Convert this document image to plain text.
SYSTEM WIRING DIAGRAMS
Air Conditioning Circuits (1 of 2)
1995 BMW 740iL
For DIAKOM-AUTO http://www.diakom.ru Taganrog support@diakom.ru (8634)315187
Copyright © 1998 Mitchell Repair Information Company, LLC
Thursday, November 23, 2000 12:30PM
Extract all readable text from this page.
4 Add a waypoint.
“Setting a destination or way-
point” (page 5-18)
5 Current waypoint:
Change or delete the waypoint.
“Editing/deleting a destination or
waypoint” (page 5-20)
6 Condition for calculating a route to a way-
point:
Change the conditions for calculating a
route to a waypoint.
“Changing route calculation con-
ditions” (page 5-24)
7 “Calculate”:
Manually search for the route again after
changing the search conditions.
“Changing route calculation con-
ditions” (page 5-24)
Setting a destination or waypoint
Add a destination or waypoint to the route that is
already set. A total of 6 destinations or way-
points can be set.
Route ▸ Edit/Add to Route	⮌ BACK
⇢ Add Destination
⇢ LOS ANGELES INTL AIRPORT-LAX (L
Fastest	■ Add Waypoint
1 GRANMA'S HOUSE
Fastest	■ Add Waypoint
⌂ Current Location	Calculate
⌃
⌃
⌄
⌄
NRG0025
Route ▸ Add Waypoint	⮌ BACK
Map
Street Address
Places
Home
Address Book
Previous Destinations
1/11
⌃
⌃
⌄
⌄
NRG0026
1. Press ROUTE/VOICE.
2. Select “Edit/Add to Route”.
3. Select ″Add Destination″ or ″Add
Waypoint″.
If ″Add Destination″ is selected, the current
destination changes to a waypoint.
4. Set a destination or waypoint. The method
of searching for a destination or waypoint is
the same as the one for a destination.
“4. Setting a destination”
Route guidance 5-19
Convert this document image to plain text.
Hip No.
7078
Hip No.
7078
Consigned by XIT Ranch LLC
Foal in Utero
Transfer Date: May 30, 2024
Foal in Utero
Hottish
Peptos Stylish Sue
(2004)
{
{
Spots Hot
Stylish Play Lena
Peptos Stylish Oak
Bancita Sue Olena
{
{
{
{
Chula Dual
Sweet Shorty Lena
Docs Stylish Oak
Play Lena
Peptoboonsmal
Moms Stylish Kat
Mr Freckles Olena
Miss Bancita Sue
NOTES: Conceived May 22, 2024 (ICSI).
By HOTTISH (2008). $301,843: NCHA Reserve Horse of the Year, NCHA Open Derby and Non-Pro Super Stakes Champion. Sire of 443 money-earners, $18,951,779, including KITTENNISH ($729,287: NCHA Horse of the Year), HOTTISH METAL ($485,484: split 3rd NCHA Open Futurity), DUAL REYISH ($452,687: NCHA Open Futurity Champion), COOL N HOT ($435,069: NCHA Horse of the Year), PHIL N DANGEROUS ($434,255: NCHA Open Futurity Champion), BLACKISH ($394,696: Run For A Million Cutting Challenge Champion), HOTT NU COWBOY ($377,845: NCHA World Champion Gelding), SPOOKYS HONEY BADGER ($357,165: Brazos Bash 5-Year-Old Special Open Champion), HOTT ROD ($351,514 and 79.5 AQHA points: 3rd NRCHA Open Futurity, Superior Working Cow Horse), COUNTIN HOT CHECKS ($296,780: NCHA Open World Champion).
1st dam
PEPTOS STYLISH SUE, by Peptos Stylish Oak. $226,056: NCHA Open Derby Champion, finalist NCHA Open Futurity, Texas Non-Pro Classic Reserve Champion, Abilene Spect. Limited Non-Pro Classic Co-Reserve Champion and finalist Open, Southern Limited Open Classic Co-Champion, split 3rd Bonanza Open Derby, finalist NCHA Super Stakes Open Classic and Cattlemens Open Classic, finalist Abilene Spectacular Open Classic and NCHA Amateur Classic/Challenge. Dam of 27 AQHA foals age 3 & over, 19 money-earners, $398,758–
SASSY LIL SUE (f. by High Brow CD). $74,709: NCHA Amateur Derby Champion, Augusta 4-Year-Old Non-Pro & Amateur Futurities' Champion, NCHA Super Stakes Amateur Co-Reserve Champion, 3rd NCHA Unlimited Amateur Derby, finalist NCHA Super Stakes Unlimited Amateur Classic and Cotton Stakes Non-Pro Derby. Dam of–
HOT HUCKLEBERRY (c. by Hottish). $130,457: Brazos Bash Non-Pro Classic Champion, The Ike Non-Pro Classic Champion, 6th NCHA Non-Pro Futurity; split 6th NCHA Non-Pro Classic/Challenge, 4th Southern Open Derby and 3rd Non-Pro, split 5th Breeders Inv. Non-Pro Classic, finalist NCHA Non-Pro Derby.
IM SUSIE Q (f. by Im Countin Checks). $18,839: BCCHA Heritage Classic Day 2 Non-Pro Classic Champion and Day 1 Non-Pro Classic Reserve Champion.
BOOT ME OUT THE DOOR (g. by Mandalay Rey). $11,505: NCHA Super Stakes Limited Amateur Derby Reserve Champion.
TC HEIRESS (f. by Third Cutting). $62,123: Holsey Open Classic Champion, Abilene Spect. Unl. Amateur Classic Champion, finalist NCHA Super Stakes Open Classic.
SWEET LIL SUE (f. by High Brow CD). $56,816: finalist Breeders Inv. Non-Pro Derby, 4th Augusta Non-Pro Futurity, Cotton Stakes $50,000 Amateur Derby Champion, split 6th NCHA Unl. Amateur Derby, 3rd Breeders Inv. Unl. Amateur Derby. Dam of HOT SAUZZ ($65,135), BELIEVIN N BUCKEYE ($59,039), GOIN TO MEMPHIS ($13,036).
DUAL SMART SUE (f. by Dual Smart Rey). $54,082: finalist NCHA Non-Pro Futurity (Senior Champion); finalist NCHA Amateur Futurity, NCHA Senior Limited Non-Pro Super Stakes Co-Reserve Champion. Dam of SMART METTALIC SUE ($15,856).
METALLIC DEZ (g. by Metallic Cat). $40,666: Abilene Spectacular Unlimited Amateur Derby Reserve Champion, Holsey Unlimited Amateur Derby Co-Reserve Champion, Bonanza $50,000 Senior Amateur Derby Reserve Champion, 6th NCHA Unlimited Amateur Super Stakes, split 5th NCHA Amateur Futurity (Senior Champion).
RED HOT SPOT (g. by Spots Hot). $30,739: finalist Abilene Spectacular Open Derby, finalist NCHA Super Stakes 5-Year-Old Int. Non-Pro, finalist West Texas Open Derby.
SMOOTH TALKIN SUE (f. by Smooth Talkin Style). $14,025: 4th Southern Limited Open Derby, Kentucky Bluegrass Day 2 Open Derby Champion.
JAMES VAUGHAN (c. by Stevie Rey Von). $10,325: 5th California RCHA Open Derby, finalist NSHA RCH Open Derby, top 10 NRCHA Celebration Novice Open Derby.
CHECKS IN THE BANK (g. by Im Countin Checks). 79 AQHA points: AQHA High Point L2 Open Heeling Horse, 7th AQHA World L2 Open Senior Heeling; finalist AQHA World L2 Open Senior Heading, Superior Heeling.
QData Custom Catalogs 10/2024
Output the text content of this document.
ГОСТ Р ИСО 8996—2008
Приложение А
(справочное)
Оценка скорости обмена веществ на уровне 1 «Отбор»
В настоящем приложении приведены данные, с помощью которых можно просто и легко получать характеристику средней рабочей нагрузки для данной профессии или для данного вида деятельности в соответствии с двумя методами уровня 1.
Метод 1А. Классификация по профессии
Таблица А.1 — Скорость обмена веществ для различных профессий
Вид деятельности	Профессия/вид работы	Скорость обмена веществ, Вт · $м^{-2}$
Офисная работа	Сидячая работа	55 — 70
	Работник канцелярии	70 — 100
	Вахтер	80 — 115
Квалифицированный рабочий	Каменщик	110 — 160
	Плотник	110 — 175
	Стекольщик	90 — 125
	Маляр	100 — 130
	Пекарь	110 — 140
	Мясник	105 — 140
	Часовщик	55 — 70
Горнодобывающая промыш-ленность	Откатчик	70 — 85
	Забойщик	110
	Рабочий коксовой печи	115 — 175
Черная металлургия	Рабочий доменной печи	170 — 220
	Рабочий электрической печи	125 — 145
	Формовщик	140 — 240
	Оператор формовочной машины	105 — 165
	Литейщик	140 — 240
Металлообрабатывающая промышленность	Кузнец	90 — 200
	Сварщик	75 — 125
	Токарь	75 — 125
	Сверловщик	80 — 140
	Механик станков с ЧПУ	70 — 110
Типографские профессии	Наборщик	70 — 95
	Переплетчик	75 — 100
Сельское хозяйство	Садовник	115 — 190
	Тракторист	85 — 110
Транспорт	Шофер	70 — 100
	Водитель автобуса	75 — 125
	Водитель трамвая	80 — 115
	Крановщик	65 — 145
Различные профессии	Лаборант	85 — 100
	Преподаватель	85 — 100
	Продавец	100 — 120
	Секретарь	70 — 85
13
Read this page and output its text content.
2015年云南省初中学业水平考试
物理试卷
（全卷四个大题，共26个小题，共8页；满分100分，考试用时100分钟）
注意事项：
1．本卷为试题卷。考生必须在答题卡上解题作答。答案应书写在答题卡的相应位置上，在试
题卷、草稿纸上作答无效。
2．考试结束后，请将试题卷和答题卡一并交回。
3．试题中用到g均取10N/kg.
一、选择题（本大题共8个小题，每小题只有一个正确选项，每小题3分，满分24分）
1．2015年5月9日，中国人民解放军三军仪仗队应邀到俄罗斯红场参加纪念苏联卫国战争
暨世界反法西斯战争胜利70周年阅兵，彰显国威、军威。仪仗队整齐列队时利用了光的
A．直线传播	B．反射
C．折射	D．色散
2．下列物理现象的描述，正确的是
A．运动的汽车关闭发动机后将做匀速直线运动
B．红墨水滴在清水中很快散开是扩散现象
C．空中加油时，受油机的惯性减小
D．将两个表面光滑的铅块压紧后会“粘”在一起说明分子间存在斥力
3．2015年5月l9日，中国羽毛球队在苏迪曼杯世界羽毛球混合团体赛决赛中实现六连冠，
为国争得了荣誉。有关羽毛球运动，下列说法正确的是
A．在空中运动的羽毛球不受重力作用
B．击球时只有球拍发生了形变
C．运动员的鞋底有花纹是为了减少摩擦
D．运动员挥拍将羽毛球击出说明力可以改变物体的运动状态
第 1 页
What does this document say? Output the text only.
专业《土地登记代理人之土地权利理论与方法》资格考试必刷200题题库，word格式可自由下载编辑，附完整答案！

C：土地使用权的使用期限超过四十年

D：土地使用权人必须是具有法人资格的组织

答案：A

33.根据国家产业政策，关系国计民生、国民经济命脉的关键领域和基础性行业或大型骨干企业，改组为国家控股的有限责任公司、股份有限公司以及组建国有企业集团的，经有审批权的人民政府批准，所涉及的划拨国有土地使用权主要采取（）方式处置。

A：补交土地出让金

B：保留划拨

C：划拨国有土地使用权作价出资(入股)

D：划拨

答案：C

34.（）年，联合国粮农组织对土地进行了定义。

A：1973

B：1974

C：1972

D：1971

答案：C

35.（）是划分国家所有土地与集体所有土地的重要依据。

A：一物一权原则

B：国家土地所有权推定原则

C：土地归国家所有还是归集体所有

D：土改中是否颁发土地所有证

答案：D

## Task requirements
Go through the preceding material and copy each line that has the word "Setting".

## Result of this task
“Setting a destination or way-
Setting a destination or waypoint
“4. Setting a destination”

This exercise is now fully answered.